▸ **Task**: Copy the lines that follow, keeping every character the same.

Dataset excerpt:
::::

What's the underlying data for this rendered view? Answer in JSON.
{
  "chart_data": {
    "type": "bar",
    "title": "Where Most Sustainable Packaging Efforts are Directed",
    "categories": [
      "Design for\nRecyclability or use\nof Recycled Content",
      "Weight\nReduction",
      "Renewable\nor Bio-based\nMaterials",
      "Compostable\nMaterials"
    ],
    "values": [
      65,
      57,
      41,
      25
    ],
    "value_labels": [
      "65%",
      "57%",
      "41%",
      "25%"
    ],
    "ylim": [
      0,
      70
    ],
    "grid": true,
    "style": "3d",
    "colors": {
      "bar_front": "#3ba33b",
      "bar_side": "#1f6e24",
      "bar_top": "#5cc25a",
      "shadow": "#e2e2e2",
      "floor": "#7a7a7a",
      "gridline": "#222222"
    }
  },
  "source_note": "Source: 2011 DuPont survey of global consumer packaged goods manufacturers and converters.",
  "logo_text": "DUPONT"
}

::::

▸ **Solution to the problem**:
What's the underlying data for this rendered view? Answer in JSON.
{
  "chart_data": {
    "type": "bar",
    "title": "Where Most Sustainable Packaging Efforts are Directed",
    "categories": [
      "Design for\nRecyclability or use\nof Recycled Content",
      "Weight\nReduction",
      "Renewable\nor Bio-based\nMaterials",
      "Compostable\nMaterials"
    ],
    "values": [
      65,
      57,
      41,
      25
    ],
    "value_labels": [
      "65%",
      "57%",
      "41%",
      "25%"
    ],
    "ylim": [
      0,
      70
    ],
    "grid": true,
    "style": "3d",
    "colors": {
      "bar_front": "#3ba33b",
      "bar_side": "#1f6e24",
      "bar_top": "#5cc25a",
      "shadow": "#e2e2e2",
      "floor": "#7a7a7a",
      "gridline": "#222222"
    }
  },
  "source_note": "Source: 2011 DuPont survey of global consumer packaged goods manufacturers and converters.",
  "logo_text": "DUPONT"
}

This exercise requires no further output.